[START OF Records for processing]

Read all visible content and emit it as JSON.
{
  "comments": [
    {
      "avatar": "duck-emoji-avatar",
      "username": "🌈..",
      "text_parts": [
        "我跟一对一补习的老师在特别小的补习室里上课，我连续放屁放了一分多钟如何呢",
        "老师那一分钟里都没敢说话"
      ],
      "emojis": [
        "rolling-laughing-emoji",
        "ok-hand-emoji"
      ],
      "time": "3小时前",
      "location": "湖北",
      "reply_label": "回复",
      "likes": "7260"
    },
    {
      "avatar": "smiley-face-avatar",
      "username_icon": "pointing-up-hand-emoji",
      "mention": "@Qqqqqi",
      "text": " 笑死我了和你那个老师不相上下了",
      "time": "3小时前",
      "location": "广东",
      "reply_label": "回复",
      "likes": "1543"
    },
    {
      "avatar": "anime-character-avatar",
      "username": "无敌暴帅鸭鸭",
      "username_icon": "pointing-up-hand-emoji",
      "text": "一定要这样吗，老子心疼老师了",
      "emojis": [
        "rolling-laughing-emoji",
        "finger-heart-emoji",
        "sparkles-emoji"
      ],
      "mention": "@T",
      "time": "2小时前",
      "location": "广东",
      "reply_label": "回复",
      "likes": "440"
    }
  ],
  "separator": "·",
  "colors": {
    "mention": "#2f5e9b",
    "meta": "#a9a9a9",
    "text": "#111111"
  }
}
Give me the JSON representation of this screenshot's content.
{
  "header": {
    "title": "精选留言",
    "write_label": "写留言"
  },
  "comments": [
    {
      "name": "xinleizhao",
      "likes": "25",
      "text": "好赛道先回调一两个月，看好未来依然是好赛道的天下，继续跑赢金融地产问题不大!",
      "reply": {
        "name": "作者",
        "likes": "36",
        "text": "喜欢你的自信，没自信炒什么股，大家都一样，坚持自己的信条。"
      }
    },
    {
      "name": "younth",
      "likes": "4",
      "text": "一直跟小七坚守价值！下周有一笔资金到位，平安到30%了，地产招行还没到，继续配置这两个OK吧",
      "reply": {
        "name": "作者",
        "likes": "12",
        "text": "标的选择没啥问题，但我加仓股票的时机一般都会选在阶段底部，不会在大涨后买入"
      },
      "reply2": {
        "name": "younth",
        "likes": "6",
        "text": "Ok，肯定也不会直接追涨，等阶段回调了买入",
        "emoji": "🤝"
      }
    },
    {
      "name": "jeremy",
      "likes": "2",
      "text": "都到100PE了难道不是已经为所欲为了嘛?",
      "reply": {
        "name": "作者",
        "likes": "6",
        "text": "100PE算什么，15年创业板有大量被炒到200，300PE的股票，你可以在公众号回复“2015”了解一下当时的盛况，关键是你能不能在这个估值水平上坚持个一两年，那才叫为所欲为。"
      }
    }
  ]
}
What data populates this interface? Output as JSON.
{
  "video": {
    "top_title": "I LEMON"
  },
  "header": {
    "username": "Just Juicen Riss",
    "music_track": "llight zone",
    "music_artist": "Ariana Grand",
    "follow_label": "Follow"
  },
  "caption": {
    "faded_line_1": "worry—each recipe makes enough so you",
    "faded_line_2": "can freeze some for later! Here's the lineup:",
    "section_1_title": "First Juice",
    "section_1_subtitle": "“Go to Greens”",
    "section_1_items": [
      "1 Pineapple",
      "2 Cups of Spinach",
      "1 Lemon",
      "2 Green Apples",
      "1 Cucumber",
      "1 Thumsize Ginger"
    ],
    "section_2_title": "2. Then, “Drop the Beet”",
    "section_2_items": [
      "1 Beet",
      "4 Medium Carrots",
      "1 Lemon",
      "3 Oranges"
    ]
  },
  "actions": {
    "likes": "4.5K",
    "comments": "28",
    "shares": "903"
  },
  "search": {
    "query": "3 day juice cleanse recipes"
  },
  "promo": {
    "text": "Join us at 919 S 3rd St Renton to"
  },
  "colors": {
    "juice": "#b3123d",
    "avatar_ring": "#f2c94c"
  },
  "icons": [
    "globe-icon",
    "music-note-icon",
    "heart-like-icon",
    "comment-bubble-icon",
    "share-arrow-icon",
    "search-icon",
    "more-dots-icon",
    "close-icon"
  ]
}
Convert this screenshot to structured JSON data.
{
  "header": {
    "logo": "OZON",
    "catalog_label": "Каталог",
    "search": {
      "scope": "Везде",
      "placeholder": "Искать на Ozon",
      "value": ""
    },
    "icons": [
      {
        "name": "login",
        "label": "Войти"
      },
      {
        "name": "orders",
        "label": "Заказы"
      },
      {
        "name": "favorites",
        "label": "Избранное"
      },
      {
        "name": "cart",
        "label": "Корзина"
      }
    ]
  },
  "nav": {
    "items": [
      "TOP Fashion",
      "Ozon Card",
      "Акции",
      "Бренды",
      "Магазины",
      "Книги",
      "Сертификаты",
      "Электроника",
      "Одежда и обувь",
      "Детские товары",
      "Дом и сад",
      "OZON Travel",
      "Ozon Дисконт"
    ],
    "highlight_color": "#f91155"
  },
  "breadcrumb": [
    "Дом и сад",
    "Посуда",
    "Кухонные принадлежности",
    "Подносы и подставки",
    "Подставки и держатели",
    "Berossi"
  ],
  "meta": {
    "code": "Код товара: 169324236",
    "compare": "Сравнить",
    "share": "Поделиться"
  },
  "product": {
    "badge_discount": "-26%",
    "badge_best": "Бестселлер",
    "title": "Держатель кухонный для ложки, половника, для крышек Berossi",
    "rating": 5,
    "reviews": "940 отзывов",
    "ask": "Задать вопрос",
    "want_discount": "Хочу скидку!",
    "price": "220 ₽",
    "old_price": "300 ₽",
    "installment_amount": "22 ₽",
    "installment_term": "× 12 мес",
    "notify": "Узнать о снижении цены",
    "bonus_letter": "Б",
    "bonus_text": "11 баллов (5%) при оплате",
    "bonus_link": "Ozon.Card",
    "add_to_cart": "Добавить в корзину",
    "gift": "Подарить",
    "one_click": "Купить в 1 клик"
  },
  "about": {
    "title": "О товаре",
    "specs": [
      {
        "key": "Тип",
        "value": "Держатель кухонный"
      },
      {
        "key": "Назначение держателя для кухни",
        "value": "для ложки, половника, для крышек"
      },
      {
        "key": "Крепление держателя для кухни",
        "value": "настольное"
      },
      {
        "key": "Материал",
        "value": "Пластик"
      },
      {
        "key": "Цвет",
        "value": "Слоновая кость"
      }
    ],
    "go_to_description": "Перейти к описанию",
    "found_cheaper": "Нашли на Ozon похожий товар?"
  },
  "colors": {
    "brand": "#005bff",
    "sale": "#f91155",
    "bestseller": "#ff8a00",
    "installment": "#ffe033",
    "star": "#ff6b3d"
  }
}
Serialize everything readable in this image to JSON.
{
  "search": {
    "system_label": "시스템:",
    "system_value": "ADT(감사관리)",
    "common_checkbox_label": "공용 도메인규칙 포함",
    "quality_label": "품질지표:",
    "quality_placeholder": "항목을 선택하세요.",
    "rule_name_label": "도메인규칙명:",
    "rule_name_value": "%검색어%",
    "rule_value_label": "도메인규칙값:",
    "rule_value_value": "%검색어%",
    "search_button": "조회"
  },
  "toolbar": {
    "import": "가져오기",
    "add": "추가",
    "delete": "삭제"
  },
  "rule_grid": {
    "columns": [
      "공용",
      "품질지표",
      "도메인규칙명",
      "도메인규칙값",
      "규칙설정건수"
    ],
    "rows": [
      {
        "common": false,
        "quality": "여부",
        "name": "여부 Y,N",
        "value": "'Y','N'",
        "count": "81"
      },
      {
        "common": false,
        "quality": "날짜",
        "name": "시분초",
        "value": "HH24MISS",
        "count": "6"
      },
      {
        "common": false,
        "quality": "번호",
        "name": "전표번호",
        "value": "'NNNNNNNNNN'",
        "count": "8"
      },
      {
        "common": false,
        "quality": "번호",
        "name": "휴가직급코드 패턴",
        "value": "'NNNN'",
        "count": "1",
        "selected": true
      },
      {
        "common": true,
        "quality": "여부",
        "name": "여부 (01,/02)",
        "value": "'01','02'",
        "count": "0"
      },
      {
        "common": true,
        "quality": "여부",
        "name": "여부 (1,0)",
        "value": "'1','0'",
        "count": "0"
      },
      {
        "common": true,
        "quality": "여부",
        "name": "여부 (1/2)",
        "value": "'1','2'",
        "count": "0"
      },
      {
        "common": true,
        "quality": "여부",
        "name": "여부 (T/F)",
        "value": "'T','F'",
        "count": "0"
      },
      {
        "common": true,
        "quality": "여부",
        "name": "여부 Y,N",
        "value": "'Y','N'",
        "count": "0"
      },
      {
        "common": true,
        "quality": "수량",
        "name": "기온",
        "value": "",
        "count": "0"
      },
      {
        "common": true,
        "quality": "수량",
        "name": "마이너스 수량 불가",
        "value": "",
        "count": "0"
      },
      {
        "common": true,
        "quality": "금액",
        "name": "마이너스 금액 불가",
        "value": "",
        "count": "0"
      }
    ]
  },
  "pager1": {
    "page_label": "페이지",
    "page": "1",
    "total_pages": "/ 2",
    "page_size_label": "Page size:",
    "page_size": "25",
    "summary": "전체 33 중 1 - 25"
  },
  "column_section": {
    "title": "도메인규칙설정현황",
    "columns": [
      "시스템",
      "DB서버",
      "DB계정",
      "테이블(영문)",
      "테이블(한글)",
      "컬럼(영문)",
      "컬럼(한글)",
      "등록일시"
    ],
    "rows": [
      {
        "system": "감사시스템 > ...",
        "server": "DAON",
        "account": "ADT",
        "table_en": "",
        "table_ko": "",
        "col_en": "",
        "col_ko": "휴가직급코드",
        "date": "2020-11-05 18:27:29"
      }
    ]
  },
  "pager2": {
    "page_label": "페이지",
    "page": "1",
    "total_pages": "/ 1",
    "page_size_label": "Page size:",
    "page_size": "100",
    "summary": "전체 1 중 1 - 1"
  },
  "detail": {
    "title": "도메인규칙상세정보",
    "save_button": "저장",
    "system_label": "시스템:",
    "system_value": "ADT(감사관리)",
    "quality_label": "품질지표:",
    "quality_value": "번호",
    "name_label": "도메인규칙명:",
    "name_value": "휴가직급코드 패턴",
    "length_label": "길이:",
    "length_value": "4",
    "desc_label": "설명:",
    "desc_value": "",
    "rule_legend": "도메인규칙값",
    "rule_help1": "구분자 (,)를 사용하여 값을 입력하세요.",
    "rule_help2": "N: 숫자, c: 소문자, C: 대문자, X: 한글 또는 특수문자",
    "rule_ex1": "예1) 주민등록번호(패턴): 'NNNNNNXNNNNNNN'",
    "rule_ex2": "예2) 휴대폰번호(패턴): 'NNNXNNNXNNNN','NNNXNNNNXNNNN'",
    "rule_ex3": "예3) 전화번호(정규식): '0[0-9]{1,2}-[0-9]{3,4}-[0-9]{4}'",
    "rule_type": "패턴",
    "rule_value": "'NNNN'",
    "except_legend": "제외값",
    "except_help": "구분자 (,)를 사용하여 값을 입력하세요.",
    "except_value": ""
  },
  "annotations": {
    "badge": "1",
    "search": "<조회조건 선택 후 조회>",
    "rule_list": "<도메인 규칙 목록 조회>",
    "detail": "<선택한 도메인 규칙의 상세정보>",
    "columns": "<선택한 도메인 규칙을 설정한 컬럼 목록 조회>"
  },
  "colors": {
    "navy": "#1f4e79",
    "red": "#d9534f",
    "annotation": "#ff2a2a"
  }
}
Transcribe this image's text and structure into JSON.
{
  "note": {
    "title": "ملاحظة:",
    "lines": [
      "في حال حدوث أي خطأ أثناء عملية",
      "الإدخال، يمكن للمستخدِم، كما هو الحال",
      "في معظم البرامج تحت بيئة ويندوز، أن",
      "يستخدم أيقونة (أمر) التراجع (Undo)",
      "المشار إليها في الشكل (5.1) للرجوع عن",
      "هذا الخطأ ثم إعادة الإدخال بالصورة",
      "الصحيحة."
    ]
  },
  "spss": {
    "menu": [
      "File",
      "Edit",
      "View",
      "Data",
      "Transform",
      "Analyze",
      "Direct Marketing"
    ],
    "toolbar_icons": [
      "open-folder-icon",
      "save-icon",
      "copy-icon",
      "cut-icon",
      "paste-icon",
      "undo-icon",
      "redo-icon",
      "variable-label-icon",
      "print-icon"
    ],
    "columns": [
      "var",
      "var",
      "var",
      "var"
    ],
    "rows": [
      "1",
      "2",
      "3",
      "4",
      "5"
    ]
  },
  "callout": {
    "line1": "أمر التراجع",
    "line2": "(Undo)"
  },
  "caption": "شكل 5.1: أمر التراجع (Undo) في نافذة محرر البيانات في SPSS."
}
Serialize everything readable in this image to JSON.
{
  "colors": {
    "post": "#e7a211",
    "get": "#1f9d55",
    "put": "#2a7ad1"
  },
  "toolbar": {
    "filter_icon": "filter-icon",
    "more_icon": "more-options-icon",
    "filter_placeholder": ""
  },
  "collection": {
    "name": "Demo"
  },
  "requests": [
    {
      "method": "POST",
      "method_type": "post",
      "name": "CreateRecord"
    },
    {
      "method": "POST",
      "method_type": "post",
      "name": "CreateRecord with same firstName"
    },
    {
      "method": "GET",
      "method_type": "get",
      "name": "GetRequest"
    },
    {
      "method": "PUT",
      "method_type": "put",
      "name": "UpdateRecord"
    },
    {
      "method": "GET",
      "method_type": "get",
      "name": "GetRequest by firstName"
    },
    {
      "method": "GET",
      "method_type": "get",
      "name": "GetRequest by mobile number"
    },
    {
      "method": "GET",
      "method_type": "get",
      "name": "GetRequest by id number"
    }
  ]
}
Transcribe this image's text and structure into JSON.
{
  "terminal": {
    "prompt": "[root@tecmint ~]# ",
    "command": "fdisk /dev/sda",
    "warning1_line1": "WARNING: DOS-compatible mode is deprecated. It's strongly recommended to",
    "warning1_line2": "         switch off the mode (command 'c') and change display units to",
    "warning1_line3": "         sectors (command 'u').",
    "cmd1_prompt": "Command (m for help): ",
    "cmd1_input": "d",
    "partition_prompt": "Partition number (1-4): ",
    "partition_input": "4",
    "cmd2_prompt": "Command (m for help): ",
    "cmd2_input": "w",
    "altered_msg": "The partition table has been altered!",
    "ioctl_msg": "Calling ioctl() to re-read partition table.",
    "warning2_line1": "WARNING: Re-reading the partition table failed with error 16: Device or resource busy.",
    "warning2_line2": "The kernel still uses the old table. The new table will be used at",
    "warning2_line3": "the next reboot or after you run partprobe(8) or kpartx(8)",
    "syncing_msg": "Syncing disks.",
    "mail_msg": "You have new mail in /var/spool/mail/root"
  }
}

[END OF Records for processing]

From the listing above, copy every line that holds the string "휴가직급코드".

*Result of the exercise:*
        "name": "휴가직급코드 패턴",
        "col_ko": "휴가직급코드",
    "name_value": "휴가직급코드 패턴",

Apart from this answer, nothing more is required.